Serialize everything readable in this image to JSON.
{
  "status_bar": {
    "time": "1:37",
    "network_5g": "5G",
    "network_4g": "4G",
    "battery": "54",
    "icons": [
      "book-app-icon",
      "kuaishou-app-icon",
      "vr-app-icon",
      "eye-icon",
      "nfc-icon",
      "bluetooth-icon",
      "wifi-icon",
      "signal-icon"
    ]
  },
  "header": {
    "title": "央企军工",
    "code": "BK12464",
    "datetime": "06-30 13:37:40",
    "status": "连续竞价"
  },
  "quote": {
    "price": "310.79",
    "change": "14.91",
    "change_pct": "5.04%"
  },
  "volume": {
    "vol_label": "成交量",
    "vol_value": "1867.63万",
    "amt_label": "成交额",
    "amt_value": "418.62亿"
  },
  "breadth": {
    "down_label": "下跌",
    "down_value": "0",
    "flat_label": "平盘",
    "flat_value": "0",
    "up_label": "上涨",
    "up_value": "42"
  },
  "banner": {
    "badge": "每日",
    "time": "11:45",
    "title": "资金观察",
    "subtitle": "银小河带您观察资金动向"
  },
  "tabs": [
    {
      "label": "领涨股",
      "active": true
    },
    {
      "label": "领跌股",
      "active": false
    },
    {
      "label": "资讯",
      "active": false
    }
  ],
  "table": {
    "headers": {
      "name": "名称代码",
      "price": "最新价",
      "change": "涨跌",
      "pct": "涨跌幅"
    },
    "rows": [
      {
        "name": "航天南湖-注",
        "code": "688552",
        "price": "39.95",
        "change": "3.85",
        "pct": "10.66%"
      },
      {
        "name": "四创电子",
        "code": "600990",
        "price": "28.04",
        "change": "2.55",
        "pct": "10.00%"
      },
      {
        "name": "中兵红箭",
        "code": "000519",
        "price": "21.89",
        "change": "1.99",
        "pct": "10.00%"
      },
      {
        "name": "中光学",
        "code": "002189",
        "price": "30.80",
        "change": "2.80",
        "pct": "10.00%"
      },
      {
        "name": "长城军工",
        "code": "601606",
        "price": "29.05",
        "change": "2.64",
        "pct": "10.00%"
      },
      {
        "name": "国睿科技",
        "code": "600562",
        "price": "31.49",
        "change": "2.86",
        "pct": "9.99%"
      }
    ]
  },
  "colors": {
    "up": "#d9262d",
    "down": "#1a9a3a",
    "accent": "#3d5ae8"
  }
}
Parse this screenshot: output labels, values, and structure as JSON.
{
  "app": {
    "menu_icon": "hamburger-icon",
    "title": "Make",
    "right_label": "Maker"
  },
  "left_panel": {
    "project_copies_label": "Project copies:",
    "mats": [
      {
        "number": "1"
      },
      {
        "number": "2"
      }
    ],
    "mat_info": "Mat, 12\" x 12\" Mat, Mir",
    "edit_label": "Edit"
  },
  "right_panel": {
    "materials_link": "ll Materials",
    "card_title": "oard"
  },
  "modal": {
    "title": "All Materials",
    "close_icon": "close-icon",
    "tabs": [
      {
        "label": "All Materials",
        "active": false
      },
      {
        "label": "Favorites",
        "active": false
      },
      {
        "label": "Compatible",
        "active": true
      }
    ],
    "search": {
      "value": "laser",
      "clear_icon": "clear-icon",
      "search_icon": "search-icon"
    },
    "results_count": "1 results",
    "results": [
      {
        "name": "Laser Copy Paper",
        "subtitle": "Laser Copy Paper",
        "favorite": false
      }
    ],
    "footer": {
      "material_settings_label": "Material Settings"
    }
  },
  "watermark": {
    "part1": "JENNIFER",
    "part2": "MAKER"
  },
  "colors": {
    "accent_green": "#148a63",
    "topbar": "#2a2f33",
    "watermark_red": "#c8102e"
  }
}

———

> Description of the task
Across all the entries, count the lines that contain the word "code" and give the number by itself.

> Exercise output
7